Copy out each line of the material below that holds the string "JSON".

-- start --

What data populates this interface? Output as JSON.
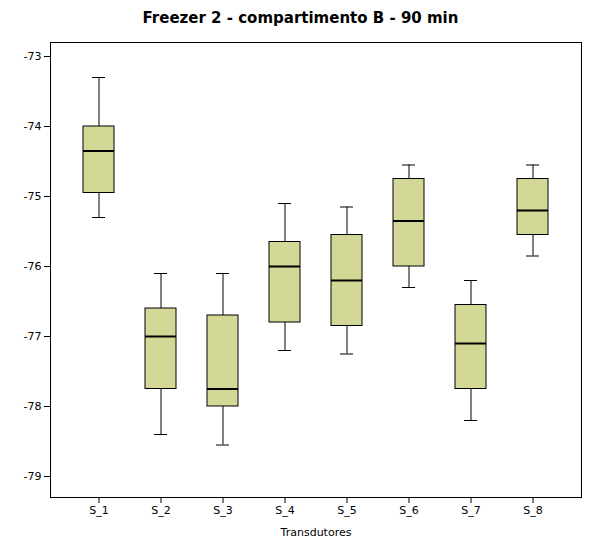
{
  "chart_data": {
    "type": "box",
    "title": "Freezer 2 - compartimento B - 90 min",
    "xlabel": "Transdutores",
    "categories": [
      "S_1",
      "S_2",
      "S_3",
      "S_4",
      "S_5",
      "S_6",
      "S_7",
      "S_8"
    ],
    "whisker_low": [
      -75.3,
      -78.4,
      -78.55,
      -77.2,
      -77.25,
      -76.3,
      -78.2,
      -75.85
    ],
    "q1": [
      -74.95,
      -77.75,
      -78.0,
      -76.8,
      -76.85,
      -76.0,
      -77.75,
      -75.55
    ],
    "median": [
      -74.35,
      -77.0,
      -77.75,
      -76.0,
      -76.2,
      -75.35,
      -77.1,
      -75.2
    ],
    "q3": [
      -74.0,
      -76.6,
      -76.7,
      -75.65,
      -75.55,
      -74.75,
      -76.55,
      -74.75
    ],
    "whisker_high": [
      -73.3,
      -76.1,
      -76.1,
      -75.1,
      -75.15,
      -74.55,
      -76.2,
      -74.55
    ],
    "color": "#d4d896",
    "ylim": [
      -79.3,
      -72.8
    ],
    "yticks": [
      -79,
      -78,
      -77,
      -76,
      -75,
      -74,
      -73
    ],
    "grid": false
  }
}
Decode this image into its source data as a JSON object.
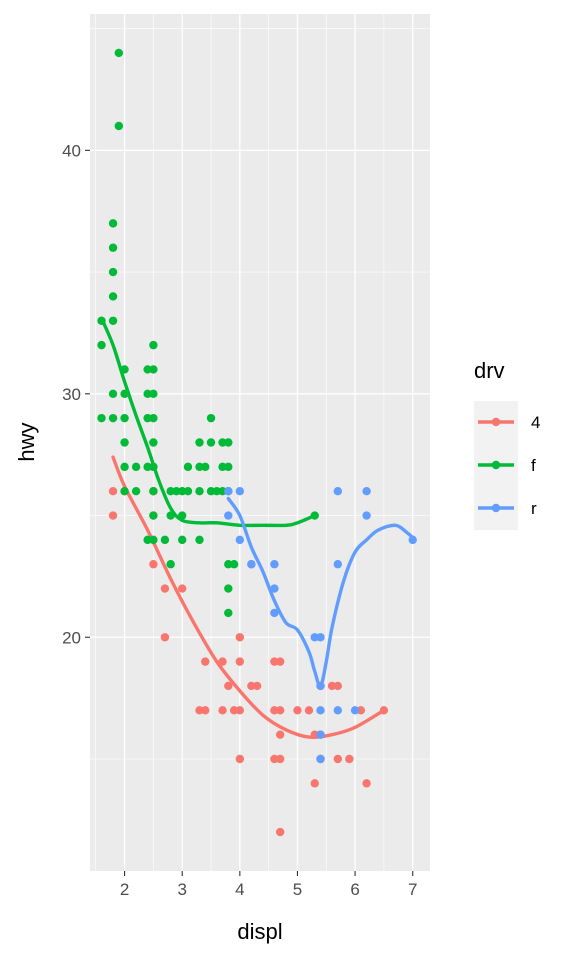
{
  "chart_data": {
    "type": "scatter",
    "title": "",
    "xlabel": "displ",
    "ylabel": "hwy",
    "xlim": [
      1.4,
      7.3
    ],
    "ylim": [
      10.4,
      45.6
    ],
    "x_ticks": [
      2,
      3,
      4,
      5,
      6,
      7
    ],
    "y_ticks": [
      20,
      30,
      40
    ],
    "grid": true,
    "legend": {
      "title": "drv",
      "placement": "right"
    },
    "colors": {
      "4": "#F8766D",
      "f": "#00BA38",
      "r": "#619CFF"
    },
    "series": [
      {
        "name": "4",
        "color": "#F8766D",
        "points": [
          [
            1.8,
            26
          ],
          [
            1.8,
            25
          ],
          [
            2.0,
            26
          ],
          [
            2.5,
            27
          ],
          [
            2.5,
            26
          ],
          [
            2.5,
            23
          ],
          [
            2.5,
            25
          ],
          [
            2.5,
            26
          ],
          [
            2.7,
            20
          ],
          [
            2.7,
            22
          ],
          [
            3.0,
            22
          ],
          [
            3.3,
            17
          ],
          [
            3.4,
            17
          ],
          [
            3.4,
            19
          ],
          [
            3.7,
            19
          ],
          [
            3.7,
            17
          ],
          [
            3.8,
            18
          ],
          [
            3.9,
            17
          ],
          [
            4.0,
            15
          ],
          [
            4.0,
            17
          ],
          [
            4.0,
            19
          ],
          [
            4.0,
            20
          ],
          [
            4.2,
            23
          ],
          [
            4.2,
            18
          ],
          [
            4.3,
            18
          ],
          [
            4.6,
            17
          ],
          [
            4.6,
            15
          ],
          [
            4.6,
            19
          ],
          [
            4.7,
            12
          ],
          [
            4.7,
            16
          ],
          [
            4.7,
            17
          ],
          [
            4.7,
            19
          ],
          [
            4.7,
            15
          ],
          [
            5.0,
            17
          ],
          [
            5.2,
            17
          ],
          [
            5.3,
            16
          ],
          [
            5.3,
            14
          ],
          [
            5.4,
            15
          ],
          [
            5.4,
            16
          ],
          [
            5.4,
            18
          ],
          [
            5.6,
            18
          ],
          [
            5.7,
            18
          ],
          [
            5.7,
            15
          ],
          [
            5.9,
            15
          ],
          [
            6.1,
            17
          ],
          [
            6.2,
            14
          ],
          [
            6.5,
            17
          ]
        ],
        "smooth": [
          [
            1.8,
            27.4
          ],
          [
            2.0,
            26.2
          ],
          [
            2.4,
            24.4
          ],
          [
            2.8,
            22.4
          ],
          [
            3.2,
            20.6
          ],
          [
            3.6,
            19.0
          ],
          [
            4.0,
            17.8
          ],
          [
            4.4,
            16.8
          ],
          [
            4.8,
            16.2
          ],
          [
            5.2,
            15.9
          ],
          [
            5.6,
            16.0
          ],
          [
            6.0,
            16.3
          ],
          [
            6.5,
            17.0
          ]
        ]
      },
      {
        "name": "f",
        "color": "#00BA38",
        "points": [
          [
            1.6,
            33
          ],
          [
            1.6,
            32
          ],
          [
            1.6,
            29
          ],
          [
            1.8,
            29
          ],
          [
            1.8,
            30
          ],
          [
            1.8,
            33
          ],
          [
            1.8,
            34
          ],
          [
            1.8,
            35
          ],
          [
            1.8,
            36
          ],
          [
            1.8,
            37
          ],
          [
            1.9,
            44
          ],
          [
            1.9,
            41
          ],
          [
            2.0,
            26
          ],
          [
            2.0,
            27
          ],
          [
            2.0,
            28
          ],
          [
            2.0,
            29
          ],
          [
            2.0,
            30
          ],
          [
            2.0,
            31
          ],
          [
            2.2,
            26
          ],
          [
            2.2,
            27
          ],
          [
            2.4,
            24
          ],
          [
            2.4,
            27
          ],
          [
            2.4,
            29
          ],
          [
            2.4,
            30
          ],
          [
            2.4,
            31
          ],
          [
            2.5,
            26
          ],
          [
            2.5,
            27
          ],
          [
            2.5,
            28
          ],
          [
            2.5,
            29
          ],
          [
            2.5,
            30
          ],
          [
            2.5,
            31
          ],
          [
            2.5,
            32
          ],
          [
            2.5,
            24
          ],
          [
            2.5,
            25
          ],
          [
            2.7,
            24
          ],
          [
            2.8,
            25
          ],
          [
            2.8,
            26
          ],
          [
            2.8,
            23
          ],
          [
            2.9,
            26
          ],
          [
            3.0,
            24
          ],
          [
            3.0,
            25
          ],
          [
            3.0,
            26
          ],
          [
            3.1,
            26
          ],
          [
            3.1,
            27
          ],
          [
            3.3,
            24
          ],
          [
            3.3,
            26
          ],
          [
            3.3,
            27
          ],
          [
            3.3,
            28
          ],
          [
            3.4,
            27
          ],
          [
            3.5,
            26
          ],
          [
            3.5,
            28
          ],
          [
            3.5,
            29
          ],
          [
            3.6,
            26
          ],
          [
            3.7,
            26
          ],
          [
            3.7,
            27
          ],
          [
            3.7,
            28
          ],
          [
            3.8,
            26
          ],
          [
            3.8,
            27
          ],
          [
            3.8,
            28
          ],
          [
            3.8,
            23
          ],
          [
            3.8,
            22
          ],
          [
            3.8,
            21
          ],
          [
            3.9,
            23
          ],
          [
            5.3,
            25
          ]
        ],
        "smooth": [
          [
            1.6,
            33.1
          ],
          [
            1.8,
            32.0
          ],
          [
            2.0,
            30.5
          ],
          [
            2.2,
            29.1
          ],
          [
            2.4,
            27.8
          ],
          [
            2.6,
            26.4
          ],
          [
            2.8,
            25.3
          ],
          [
            3.0,
            24.8
          ],
          [
            3.3,
            24.7
          ],
          [
            3.6,
            24.7
          ],
          [
            4.0,
            24.6
          ],
          [
            4.4,
            24.6
          ],
          [
            4.8,
            24.6
          ],
          [
            5.0,
            24.7
          ],
          [
            5.3,
            25.0
          ]
        ]
      },
      {
        "name": "r",
        "color": "#619CFF",
        "points": [
          [
            3.8,
            25
          ],
          [
            3.8,
            26
          ],
          [
            4.0,
            24
          ],
          [
            4.0,
            26
          ],
          [
            4.2,
            23
          ],
          [
            4.6,
            23
          ],
          [
            4.6,
            22
          ],
          [
            4.6,
            21
          ],
          [
            5.3,
            20
          ],
          [
            5.4,
            20
          ],
          [
            5.4,
            17
          ],
          [
            5.4,
            18
          ],
          [
            5.4,
            16
          ],
          [
            5.4,
            15
          ],
          [
            5.7,
            26
          ],
          [
            5.7,
            23
          ],
          [
            5.7,
            17
          ],
          [
            6.0,
            17
          ],
          [
            6.2,
            26
          ],
          [
            6.2,
            25
          ],
          [
            7.0,
            24
          ]
        ],
        "smooth": [
          [
            3.8,
            25.7
          ],
          [
            4.0,
            25.0
          ],
          [
            4.2,
            23.7
          ],
          [
            4.4,
            22.7
          ],
          [
            4.6,
            21.5
          ],
          [
            4.8,
            20.6
          ],
          [
            5.0,
            20.3
          ],
          [
            5.2,
            19.4
          ],
          [
            5.3,
            18.6
          ],
          [
            5.4,
            18.0
          ],
          [
            5.5,
            19.0
          ],
          [
            5.6,
            20.4
          ],
          [
            5.8,
            22.3
          ],
          [
            6.0,
            23.5
          ],
          [
            6.2,
            24.0
          ],
          [
            6.4,
            24.4
          ],
          [
            6.7,
            24.6
          ],
          [
            6.9,
            24.3
          ],
          [
            7.0,
            24.1
          ]
        ]
      }
    ]
  }
}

-- end --

> **ANSWER IN FULL**:
What data populates this interface? Output as JSON.
Decode this image into its source data as a JSON object.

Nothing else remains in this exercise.